>> Start Records

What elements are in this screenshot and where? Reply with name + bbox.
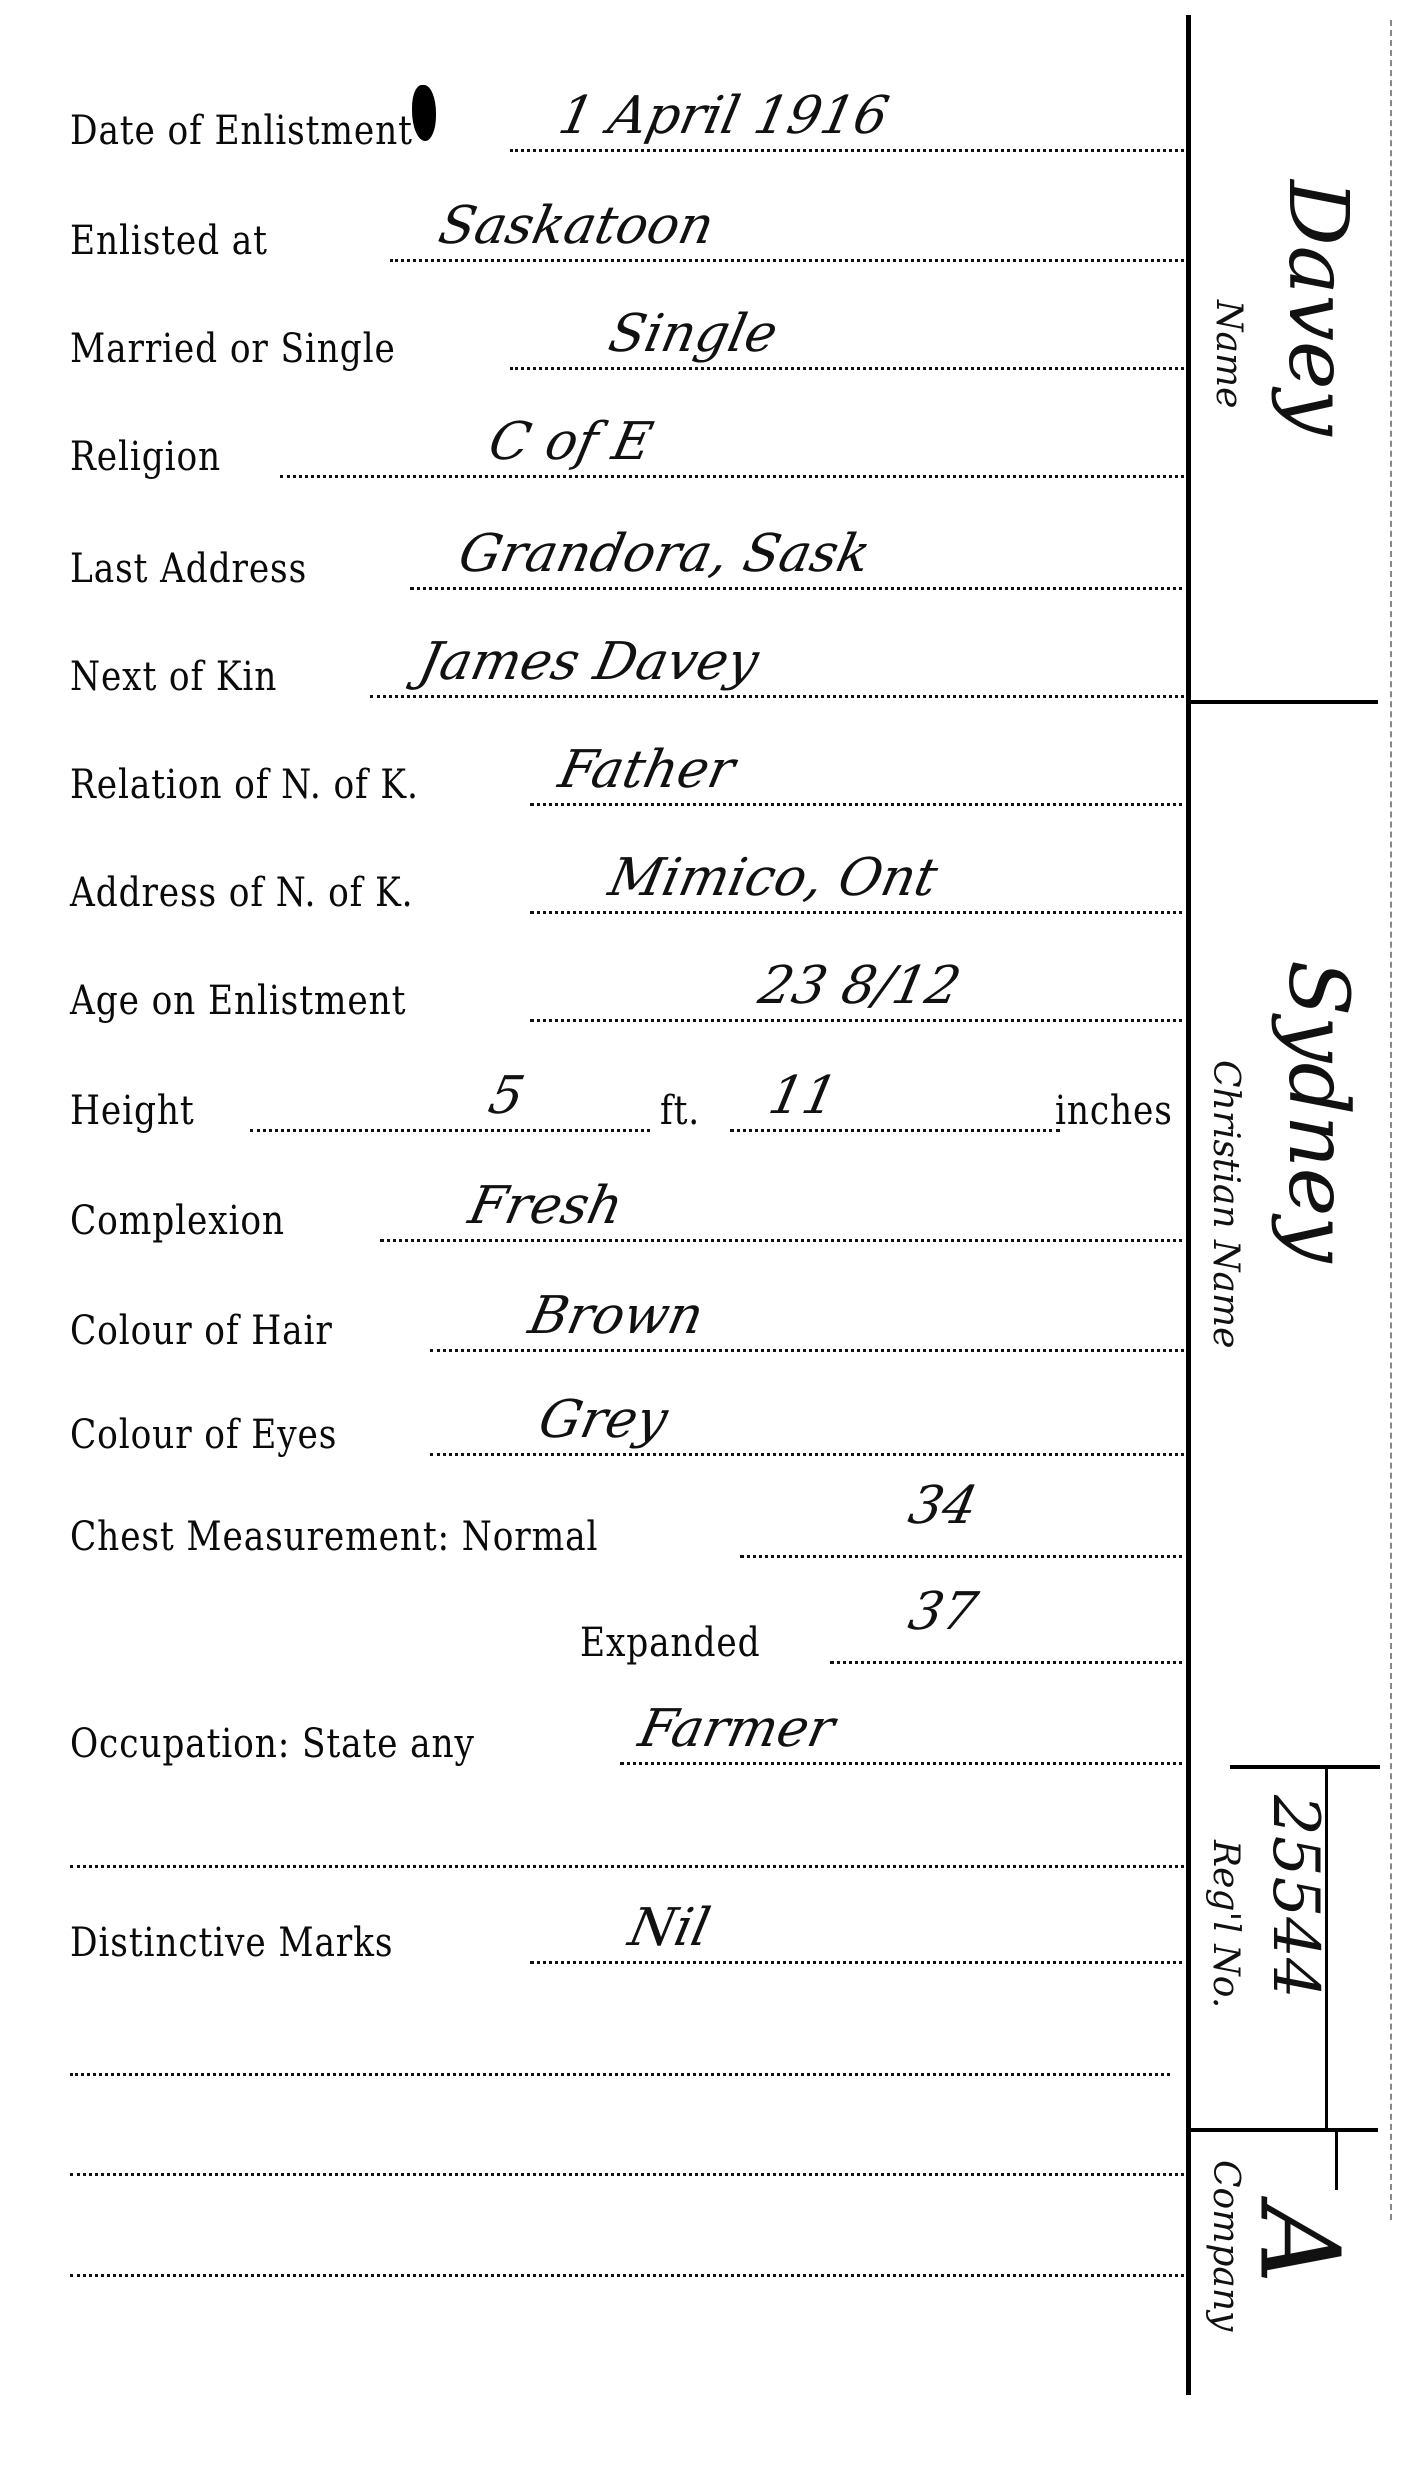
field-label: Age on Enlistment — [70, 978, 406, 1024]
field-complexion: Complexion Fresh — [70, 1190, 1190, 1250]
dotted-line — [280, 475, 1190, 478]
dotted-line — [70, 1865, 1190, 1868]
field-value: Saskatoon — [434, 196, 720, 256]
field-value: C of E — [484, 412, 658, 472]
field-label: Relation of N. of K. — [70, 762, 419, 808]
regl-no-value: 25544 — [1258, 1795, 1332, 1999]
regl-no-label: Reg'l No. — [1205, 1840, 1246, 2008]
dotted-line — [70, 2073, 1170, 2076]
field-value: Father — [554, 740, 740, 800]
dotted-line — [530, 1961, 1190, 1964]
dotted-line — [530, 1019, 1190, 1022]
feet-unit-label: ft. — [660, 1088, 700, 1134]
attestation-card: Date of Enlistment 1 April 1916 Enlisted… — [0, 0, 1413, 2485]
surname-value: Davey — [1270, 180, 1365, 436]
field-age-on-enlistment: Age on Enlistment 23 8/12 — [70, 970, 1190, 1030]
field-religion: Religion C of E — [70, 426, 1190, 486]
field-label: Date of Enlistment — [70, 108, 413, 154]
field-value: Brown — [524, 1286, 709, 1346]
field-label: Last Address — [70, 546, 307, 592]
field-last-address: Last Address Grandora, Sask — [70, 538, 1190, 598]
field-chest-normal: Chest Measurement: Normal 34 — [70, 1506, 1190, 1566]
field-value: Grandora, Sask — [454, 524, 876, 584]
field-label: Married or Single — [70, 326, 396, 372]
field-value: 1 April 1916 — [554, 86, 894, 146]
name-section-divider — [1188, 700, 1378, 704]
dotted-line — [370, 695, 1190, 698]
field-label: Colour of Hair — [70, 1308, 333, 1354]
field-occupation: Occupation: State any Farmer — [70, 1713, 1190, 1773]
field-next-of-kin: Next of Kin James Davey — [70, 646, 1190, 706]
company-section-divider — [1188, 2128, 1378, 2132]
field-value: James Davey — [414, 632, 764, 692]
blank-line — [70, 2024, 1190, 2084]
field-value: Single — [604, 304, 783, 364]
dotted-line — [530, 911, 1190, 914]
field-address-of-nok: Address of N. of K. Mimico, Ont — [70, 862, 1190, 922]
company-value: A — [1236, 2204, 1364, 2283]
field-value: Farmer — [634, 1699, 840, 1759]
field-value: Fresh — [464, 1176, 629, 1236]
field-value: 34 — [904, 1476, 983, 1536]
inches-unit-label: inches — [1055, 1088, 1173, 1134]
dotted-line — [70, 2173, 1190, 2176]
field-height: Height 5 ft. 11 inches — [70, 1080, 1190, 1140]
dotted-line — [390, 259, 1190, 262]
regl-section-top-divider — [1230, 1765, 1380, 1769]
field-colour-of-eyes: Colour of Eyes Grey — [70, 1404, 1190, 1464]
dotted-line — [70, 2274, 1190, 2277]
field-enlisted-at: Enlisted at Saskatoon — [70, 210, 1190, 270]
dotted-line — [620, 1762, 1190, 1765]
dotted-line — [380, 1239, 1190, 1242]
dotted-line — [430, 1453, 1190, 1456]
company-inner-rule — [1335, 2130, 1338, 2190]
christian-name-value: Sydney — [1270, 960, 1365, 1263]
christian-name-label: Christian Name — [1205, 1060, 1246, 1348]
field-value: Grey — [534, 1390, 673, 1450]
name-label: Name — [1208, 300, 1249, 408]
field-label: Religion — [70, 434, 221, 480]
field-label: Expanded — [580, 1620, 760, 1666]
field-occupation-continued — [70, 1816, 1190, 1876]
field-label: Chest Measurement: Normal — [70, 1514, 598, 1560]
field-value: Nil — [624, 1898, 716, 1958]
dotted-line — [830, 1661, 1190, 1664]
field-colour-of-hair: Colour of Hair Brown — [70, 1300, 1190, 1360]
dotted-line — [510, 149, 1190, 152]
field-chest-expanded: Expanded 37 — [70, 1612, 1190, 1672]
card-edge — [1390, 20, 1394, 2220]
dotted-line — [740, 1555, 1190, 1558]
dotted-line — [430, 1349, 1190, 1352]
field-label: Address of N. of K. — [70, 870, 413, 916]
field-label: Distinctive Marks — [70, 1920, 393, 1966]
field-label: Occupation: State any — [70, 1721, 475, 1767]
field-value: Mimico, Ont — [604, 848, 943, 908]
field-value: 37 — [904, 1582, 983, 1642]
field-relation-of-nok: Relation of N. of K. Father — [70, 754, 1190, 814]
field-label: Colour of Eyes — [70, 1412, 337, 1458]
field-date-of-enlistment: Date of Enlistment 1 April 1916 — [70, 100, 1190, 160]
height-inches-value: 11 — [764, 1066, 843, 1126]
dotted-line — [530, 803, 1190, 806]
field-label: Next of Kin — [70, 654, 277, 700]
field-married-or-single: Married or Single Single — [70, 318, 1190, 378]
field-distinctive-marks: Distinctive Marks Nil — [70, 1912, 1190, 1972]
field-label: Complexion — [70, 1198, 285, 1244]
field-label: Enlisted at — [70, 218, 268, 264]
height-feet-value: 5 — [484, 1066, 530, 1126]
main-vertical-rule — [1186, 15, 1191, 2395]
field-value: 23 8/12 — [754, 956, 966, 1016]
blank-line — [70, 2124, 1190, 2184]
blank-line — [70, 2225, 1190, 2285]
dotted-line — [510, 367, 1190, 370]
dotted-line — [250, 1129, 650, 1132]
field-label: Height — [70, 1088, 195, 1134]
dotted-line — [410, 587, 1190, 590]
dotted-line — [730, 1129, 1060, 1132]
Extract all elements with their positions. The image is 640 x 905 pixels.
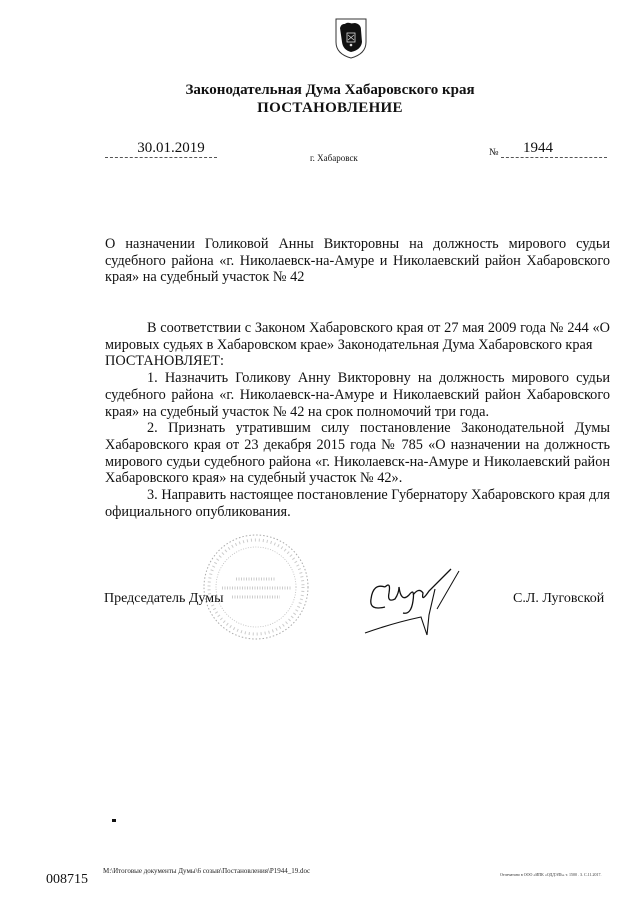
date-underline <box>105 157 217 158</box>
signer-name: С.Л. Луговской <box>513 591 604 607</box>
official-seal-icon <box>200 532 312 642</box>
handwritten-signature-icon <box>363 565 473 637</box>
organization-name: Законодательная Дума Хабаровского края <box>0 82 640 99</box>
document-body: В соответствии с Законом Хабаровского кр… <box>105 320 610 520</box>
item-1: 1. Назначить Голикову Анну Викторовну на… <box>105 370 610 420</box>
document-type: ПОСТАНОВЛЕНИЕ <box>0 100 640 117</box>
preamble: В соответствии с Законом Хабаровского кр… <box>105 320 610 353</box>
mark-dot <box>112 819 116 822</box>
number-field: 1944 <box>501 140 607 158</box>
item-2: 2. Признать утратившим силу постановлени… <box>105 420 610 487</box>
chairman-position: Председатель Думы <box>104 591 224 607</box>
number-sign: № <box>489 147 499 158</box>
resolves-heading: ПОСТАНОВЛЯЕТ: <box>105 353 610 370</box>
document-date: 30.01.2019 <box>105 140 217 157</box>
city: г. Хабаровск <box>310 153 358 163</box>
registration-number: 008715 <box>46 872 88 888</box>
item-3: 3. Направить настоящее постановление Губ… <box>105 487 610 520</box>
coat-of-arms-icon <box>333 16 369 60</box>
document-title: О назначении Голиковой Анны Викторовны н… <box>105 236 610 286</box>
number-underline <box>501 157 607 158</box>
date-field: 30.01.2019 <box>105 140 217 158</box>
document-number: 1944 <box>501 140 607 157</box>
printer-note: Отпечатано в ООО «ИПК «ОДДЭЛЬ» т. 1500 .… <box>500 872 601 877</box>
file-path: M:\Итоговые документы Думы\6 созыв\Поста… <box>103 867 310 875</box>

>> End Records

§ Aim of the exercise: Convert every line of the listing above into a JSON list of strings, one string per line, skipping blank lines. Leave the picture placeholders out of the list.

§ Full solution:
[
  "What elements are in this screenshot and where? Reply with name + bbox.",
  "field-label: Age on Enlistment — [70, 978, 406, 1024]",
  "field-complexion: Complexion Fresh — [70, 1190, 1190, 1250]",
  "dotted-line — [280, 475, 1190, 478]",
  "dotted-line — [70, 1865, 1190, 1868]",
  "field-value: Saskatoon — [434, 196, 720, 256]",
  "field-value: C of E — [484, 412, 658, 472]",
  "field-label: Relation of N. of K. — [70, 762, 419, 808]",
  "regl-no-value: 25544 — [1258, 1795, 1332, 1999]",
  "regl-no-label: Reg'l No. — [1205, 1840, 1246, 2008]",
  "dotted-line — [70, 2073, 1170, 2076]",
  "field-value: Father — [554, 740, 740, 800]",
  "dotted-line — [530, 1961, 1190, 1964]",
  "dotted-line — [530, 1019, 1190, 1022]",
  "feet-unit-label: ft. — [660, 1088, 700, 1134]",
  "attestation-card: Date of Enlistment 1 April 1916 Enlisted… — [0, 0, 1413, 2485]",
  "surname-value: Davey — [1270, 180, 1365, 436]",
  "field-age-on-enlistment: Age on Enlistment 23 8/12 — [70, 970, 1190, 1030]",
  "field-religion: Religion C of E — [70, 426, 1190, 486]",
  "field-label: Date of Enlistment — [70, 108, 413, 154]",
  "field-value: Brown — [524, 1286, 709, 1346]",
  "field-label: Last Address — [70, 546, 307, 592]",
  "field-last-address: Last Address Grandora, Sask — [70, 538, 1190, 598]",
  "field-chest-normal: Chest Measurement: Normal 34 — [70, 1506, 1190, 1566]",
  "field-value: Grandora, Sask — [454, 524, 876, 584]",
  "field-label: Married or Single — [70, 326, 396, 372]",
  "field-value: 1 April 1916 — [554, 86, 894, 146]",
  "name-section-divider — [1188, 700, 1378, 704]",
  "dotted-line — [370, 695, 1190, 698]",
  "field-label: Colour of Hair — [70, 1308, 333, 1354]",
  "field-occupation: Occupation: State any Farmer — [70, 1713, 1190, 1773]",
  "field-next-of-kin: Next of Kin James Davey — [70, 646, 1190, 706]",
  "company-section-divider — [1188, 2128, 1378, 2132]",
  "field-value: James Davey — [414, 632, 764, 692]",
  "blank-line — [70, 2024, 1190, 2084]",
  "field-value: Single — [604, 304, 783, 364]",
  "dotted-line — [530, 911, 1190, 914]",
  "field-address-of-nok: Address of N. of K. Mimico, Ont — [70, 862, 1190, 922]",
  "company-value: A — [1236, 2204, 1364, 2283]",
  "field-value: Farmer — [634, 1699, 840, 1759]",
  "field-value: Fresh — [464, 1176, 629, 1236]",
  "field-value: 34 — [904, 1476, 983, 1536]",
  "inches-unit-label: inches — [1055, 1088, 1173, 1134]",
  "dotted-line — [70, 2173, 1190, 2176]",
  "field-height: Height 5 ft. 11 inches — [70, 1080, 1190, 1140]",
  "dotted-line — [390, 259, 1190, 262]",
  "regl-section-top-divider — [1230, 1765, 1380, 1769]",
  "field-colour-of-eyes: Colour of Eyes Grey — [70, 1404, 1190, 1464]",
  "dotted-line — [70, 2274, 1190, 2277]",
  "field-enlisted-at: Enlisted at Saskatoon — [70, 210, 1190, 270]",
  "dotted-line — [620, 1762, 1190, 1765]",
  "dotted-line — [380, 1239, 1190, 1242]",
  "dotted-line — [430, 1453, 1190, 1456]",
  "company-inner-rule — [1335, 2130, 1338, 2190]",
  "christian-name-value: Sydney — [1270, 960, 1365, 1263]",
  "christian-name-label: Christian Name — [1205, 1060, 1246, 1348]",
  "field-value: Grey — [534, 1390, 673, 1450]",
  "name-label: Name — [1208, 300, 1249, 408]",
  "field-label: Religion — [70, 434, 221, 480]",
  "field-label: Expanded — [580, 1620, 760, 1666]",
  "field-occupation-continued — [70, 1816, 1190, 1876]",
  "field-label: Chest Measurement: Normal — [70, 1514, 598, 1560]",
  "field-value: Nil — [624, 1898, 716, 1958]",
  "dotted-line — [830, 1661, 1190, 1664]",
  "field-colour-of-hair: Colour of Hair Brown — [70, 1300, 1190, 1360]",
  "dotted-line — [510, 149, 1190, 152]",
  "field-chest-expanded: Expanded 37 — [70, 1612, 1190, 1672]",
  "card-edge — [1390, 20, 1394, 2220]",
  "dotted-line — [740, 1555, 1190, 1558]",
  "dotted-line — [430, 1349, 1190, 1352]",
  "field-label: Address of N. of K. — [70, 870, 413, 916]",
  "field-label: Distinctive Marks — [70, 1920, 393, 1966]",
  "field-label: Occupation: State any — [70, 1721, 475, 1767]",
  "field-value: Mimico, Ont — [604, 848, 943, 908]",
  "field-value: 37 — [904, 1582, 983, 1642]",
  "field-relation-of-nok: Relation of N. of K. Father — [70, 754, 1190, 814]",
  "field-label: Colour of Eyes — [70, 1412, 337, 1458]",
  "field-date-of-enlistment: Date of Enlistment 1 April 1916 — [70, 100, 1190, 160]",
  "height-inches-value: 11 — [764, 1066, 843, 1126]",
  "dotted-line — [530, 803, 1190, 806]",
  "field-label: Next of Kin — [70, 654, 277, 700]",
  "field-married-or-single: Married or Single Single — [70, 318, 1190, 378]",
  "field-distinctive-marks: Distinctive Marks Nil — [70, 1912, 1190, 1972]",
  "field-label: Complexion — [70, 1198, 285, 1244]",
  "field-label: Enlisted at — [70, 218, 268, 264]",
  "height-feet-value: 5 — [484, 1066, 530, 1126]",
  "main-vertical-rule — [1186, 15, 1191, 2395]",
  "field-value: 23 8/12 — [754, 956, 966, 1016]",
  "blank-line — [70, 2124, 1190, 2184]",
  "blank-line — [70, 2225, 1190, 2285]",
  "dotted-line — [510, 367, 1190, 370]",
  "dotted-line — [250, 1129, 650, 1132]",
  "field-label: Height — [70, 1088, 195, 1134]",
  "dotted-line — [410, 587, 1190, 590]",
  "dotted-line — [730, 1129, 1060, 1132]",
  "Extract all elements with their positions. The image is 640 x 905 pixels.",
  "date-underline <box>105 157 217 158</box>",
  "signer-name: С.Л. Луговской <box>513 591 604 607</box>",
  "official-seal-icon <box>200 532 312 642</box>",
  "handwritten-signature-icon <box>363 565 473 637</box>",
  "organization-name: Законодательная Дума Хабаровского края <box>0 82 640 99</box>",
  "document-body: В соответствии с Законом Хабаровского кр… <box>105 320 610 520</box>",
  "item-1: 1. Назначить Голикову Анну Викторовну на… <box>105 370 610 420</box>",
  "document-type: ПОСТАНОВЛЕНИЕ <box>0 100 640 117</box>",
  "preamble: В соответствии с Законом Хабаровского кр… <box>105 320 610 353</box>",
  "mark-dot <box>112 819 116 822</box>",
  "number-field: 1944 <box>501 140 607 158</box>",
  "item-2: 2. Признать утратившим силу постановлени… <box>105 420 610 487</box>",
  "chairman-position: Председатель Думы <box>104 591 224 607</box>",
  "number-sign: № <box>489 147 499 158</box>",
  "resolves-heading: ПОСТАНОВЛЯЕТ: <box>105 353 610 370</box>",
  "document-date: 30.01.2019 <box>105 140 217 157</box>",
  "city: г. Хабаровск <box>310 153 358 163</box>",
  "registration-number: 008715 <box>46 872 88 888</box>",
  "item-3: 3. Направить настоящее постановление Губ… <box>105 487 610 520</box>",
  "coat-of-arms-icon <box>333 16 369 60</box>",
  "document-title: О назначении Голиковой Анны Викторовны н… <box>105 236 610 286</box>",
  "number-underline <box>501 157 607 158</box>",
  "date-field: 30.01.2019 <box>105 140 217 158</box>",
  "document-number: 1944 <box>501 140 607 157</box>",
  "printer-note: Отпечатано в ООО «ИПК «ОДДЭЛЬ» т. 1500 .… <box>500 872 601 877</box>",
  "file-path: M:\\Итоговые документы Думы\\6 созыв\\Поста… <box>103 867 310 875</box>"
]